• **TASK REQUIREMENTS**
Copy all the data exactly, except the pictures.
## Begin RECORDS PROVIDED
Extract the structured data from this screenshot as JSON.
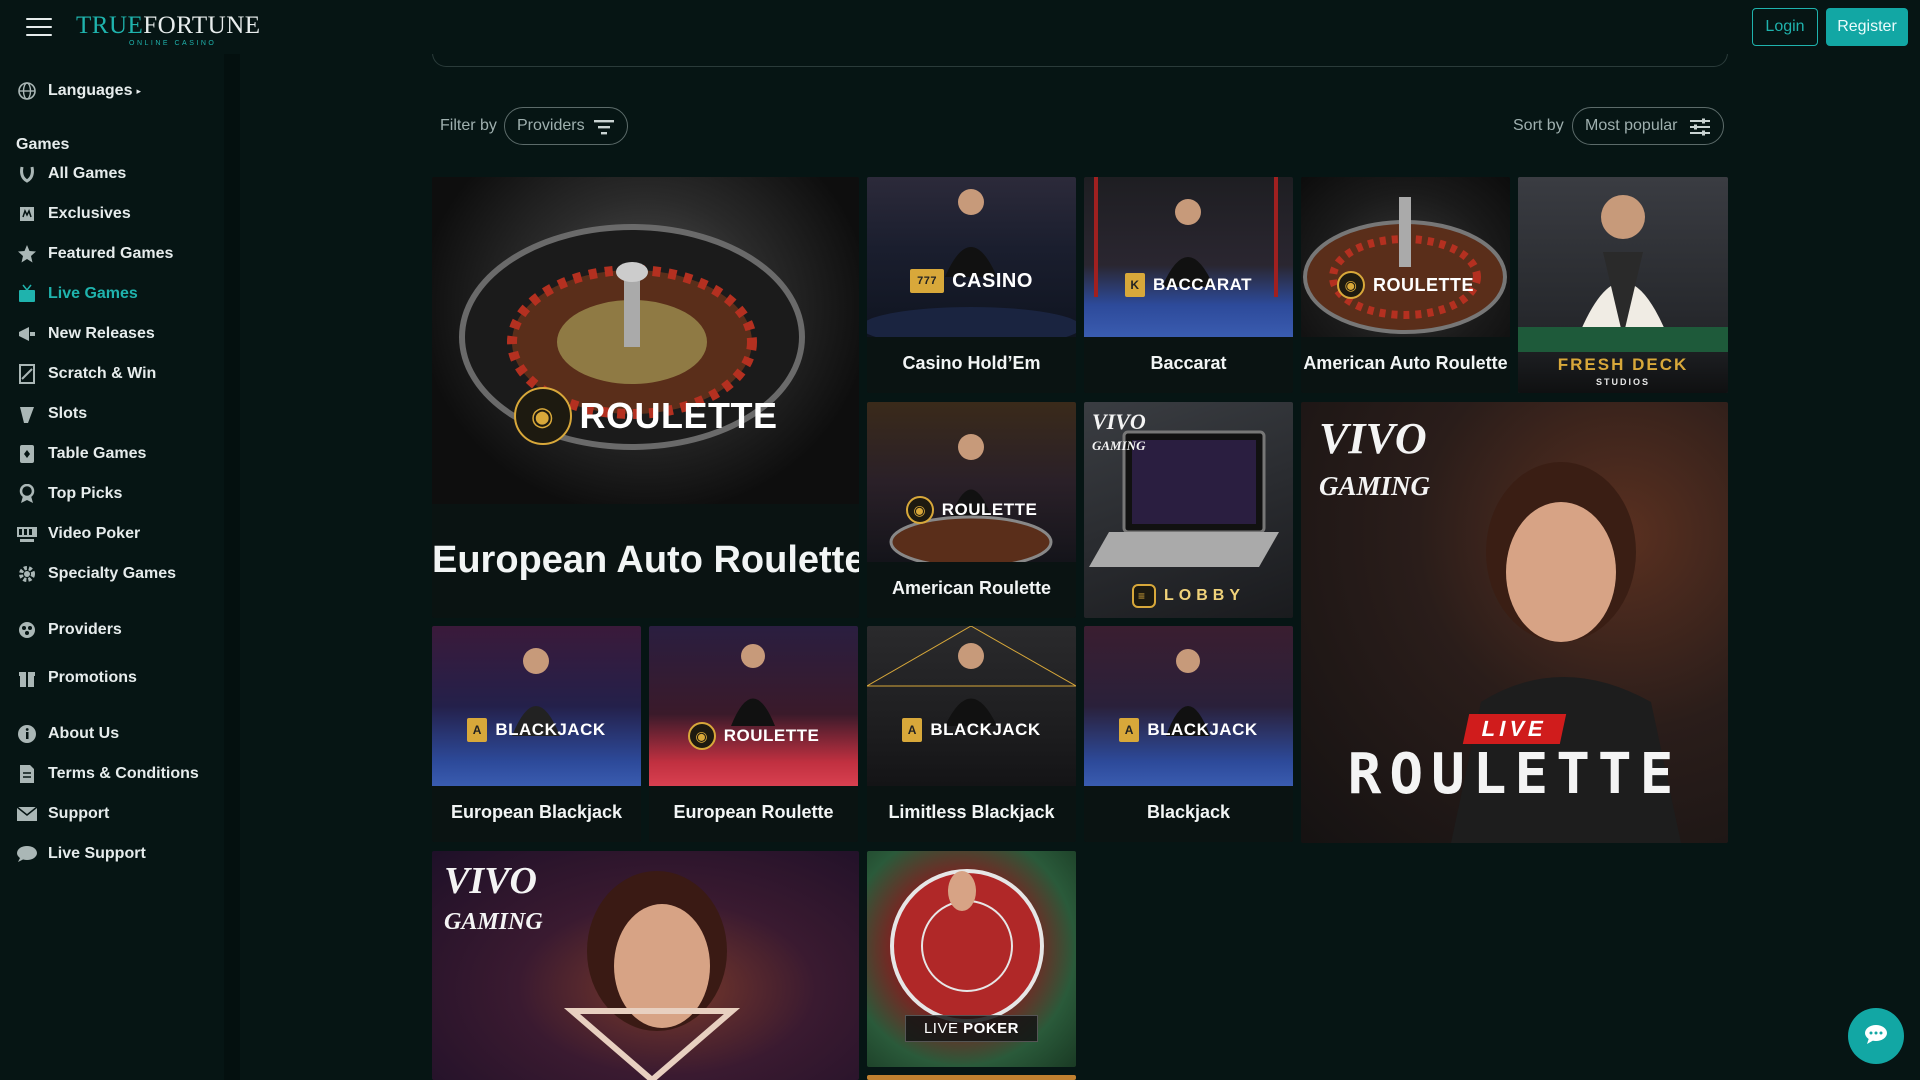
{
  "header": {
    "logo_part1": "TRUE",
    "logo_part2": "FORTUNE",
    "logo_sub": "ONLINE CASINO",
    "login_label": "Login",
    "register_label": "Register"
  },
  "sidebar": {
    "languages_label": "Languages",
    "games_heading": "Games",
    "items": [
      {
        "label": "All Games",
        "icon": "horseshoe-icon"
      },
      {
        "label": "Exclusives",
        "icon": "exclusive-icon"
      },
      {
        "label": "Featured Games",
        "icon": "star-icon"
      },
      {
        "label": "Live Games",
        "icon": "live-tv-icon"
      },
      {
        "label": "New Releases",
        "icon": "megaphone-icon"
      },
      {
        "label": "Scratch & Win",
        "icon": "scratch-card-icon"
      },
      {
        "label": "Slots",
        "icon": "slot-lever-icon"
      },
      {
        "label": "Table Games",
        "icon": "card-table-icon"
      },
      {
        "label": "Top Picks",
        "icon": "award-icon"
      },
      {
        "label": "Video Poker",
        "icon": "video-poker-icon"
      },
      {
        "label": "Specialty Games",
        "icon": "gear-icon"
      }
    ],
    "providers_label": "Providers",
    "promotions_label": "Promotions",
    "info_items": [
      {
        "label": "About Us",
        "icon": "info-icon"
      },
      {
        "label": "Terms & Conditions",
        "icon": "document-icon"
      },
      {
        "label": "Support",
        "icon": "mail-icon"
      },
      {
        "label": "Live Support",
        "icon": "chat-icon"
      }
    ],
    "active_item": "Live Games"
  },
  "toolbar": {
    "filter_label": "Filter by",
    "filter_value": "Providers",
    "sort_label": "Sort by",
    "sort_value": "Most popular"
  },
  "tiles": {
    "european_auto_roulette": {
      "title": "European Auto Roulette",
      "badge": "ROULETTE"
    },
    "casino_holdem": {
      "title": "Casino Hold’Em",
      "badge": "CASINO"
    },
    "baccarat": {
      "title": "Baccarat",
      "badge": "BACCARAT"
    },
    "american_auto_roulette": {
      "title": "American Auto Roulette",
      "badge": "ROULETTE"
    },
    "fresh_deck": {
      "badge": "FRESH DECK",
      "sub": "STUDIOS"
    },
    "american_roulette": {
      "title": "American Roulette",
      "badge": "ROULETTE"
    },
    "vivo_lobby": {
      "brand_1": "VIVO",
      "brand_2": "GAMING",
      "badge": "LOBBY"
    },
    "vivo_live_roulette": {
      "brand_1": "VIVO",
      "brand_2": "GAMING",
      "badge_top": "LIVE",
      "badge": "ROULETTE"
    },
    "european_blackjack": {
      "title": "European Blackjack",
      "badge": "BLACKJACK"
    },
    "european_roulette": {
      "title": "European Roulette",
      "badge": "ROULETTE"
    },
    "limitless_blackjack": {
      "title": "Limitless Blackjack",
      "badge": "BLACKJACK"
    },
    "blackjack": {
      "title": "Blackjack",
      "badge": "BLACKJACK"
    },
    "vivo_promo": {
      "brand_1": "VIVO",
      "brand_2": "GAMING"
    },
    "live_poker": {
      "badge_1": "LIVE",
      "badge_2": "POKER"
    }
  },
  "colors": {
    "accent": "#12a7a4",
    "background": "#061514",
    "gold": "#d8a83a"
  }
}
## End RECORDS PROVIDED
• **TASK SOLUTION**
Extract the structured data from this screenshot as JSON.
{
  "header": {
    "logo_part1": "TRUE",
    "logo_part2": "FORTUNE",
    "logo_sub": "ONLINE CASINO",
    "login_label": "Login",
    "register_label": "Register"
  },
  "sidebar": {
    "languages_label": "Languages",
    "games_heading": "Games",
    "items": [
      {
        "label": "All Games",
        "icon": "horseshoe-icon"
      },
      {
        "label": "Exclusives",
        "icon": "exclusive-icon"
      },
      {
        "label": "Featured Games",
        "icon": "star-icon"
      },
      {
        "label": "Live Games",
        "icon": "live-tv-icon"
      },
      {
        "label": "New Releases",
        "icon": "megaphone-icon"
      },
      {
        "label": "Scratch & Win",
        "icon": "scratch-card-icon"
      },
      {
        "label": "Slots",
        "icon": "slot-lever-icon"
      },
      {
        "label": "Table Games",
        "icon": "card-table-icon"
      },
      {
        "label": "Top Picks",
        "icon": "award-icon"
      },
      {
        "label": "Video Poker",
        "icon": "video-poker-icon"
      },
      {
        "label": "Specialty Games",
        "icon": "gear-icon"
      }
    ],
    "providers_label": "Providers",
    "promotions_label": "Promotions",
    "info_items": [
      {
        "label": "About Us",
        "icon": "info-icon"
      },
      {
        "label": "Terms & Conditions",
        "icon": "document-icon"
      },
      {
        "label": "Support",
        "icon": "mail-icon"
      },
      {
        "label": "Live Support",
        "icon": "chat-icon"
      }
    ],
    "active_item": "Live Games"
  },
  "toolbar": {
    "filter_label": "Filter by",
    "filter_value": "Providers",
    "sort_label": "Sort by",
    "sort_value": "Most popular"
  },
  "tiles": {
    "european_auto_roulette": {
      "title": "European Auto Roulette",
      "badge": "ROULETTE"
    },
    "casino_holdem": {
      "title": "Casino Hold’Em",
      "badge": "CASINO"
    },
    "baccarat": {
      "title": "Baccarat",
      "badge": "BACCARAT"
    },
    "american_auto_roulette": {
      "title": "American Auto Roulette",
      "badge": "ROULETTE"
    },
    "fresh_deck": {
      "badge": "FRESH DECK",
      "sub": "STUDIOS"
    },
    "american_roulette": {
      "title": "American Roulette",
      "badge": "ROULETTE"
    },
    "vivo_lobby": {
      "brand_1": "VIVO",
      "brand_2": "GAMING",
      "badge": "LOBBY"
    },
    "vivo_live_roulette": {
      "brand_1": "VIVO",
      "brand_2": "GAMING",
      "badge_top": "LIVE",
      "badge": "ROULETTE"
    },
    "european_blackjack": {
      "title": "European Blackjack",
      "badge": "BLACKJACK"
    },
    "european_roulette": {
      "title": "European Roulette",
      "badge": "ROULETTE"
    },
    "limitless_blackjack": {
      "title": "Limitless Blackjack",
      "badge": "BLACKJACK"
    },
    "blackjack": {
      "title": "Blackjack",
      "badge": "BLACKJACK"
    },
    "vivo_promo": {
      "brand_1": "VIVO",
      "brand_2": "GAMING"
    },
    "live_poker": {
      "badge_1": "LIVE",
      "badge_2": "POKER"
    }
  },
  "colors": {
    "accent": "#12a7a4",
    "background": "#061514",
    "gold": "#d8a83a"
  }
}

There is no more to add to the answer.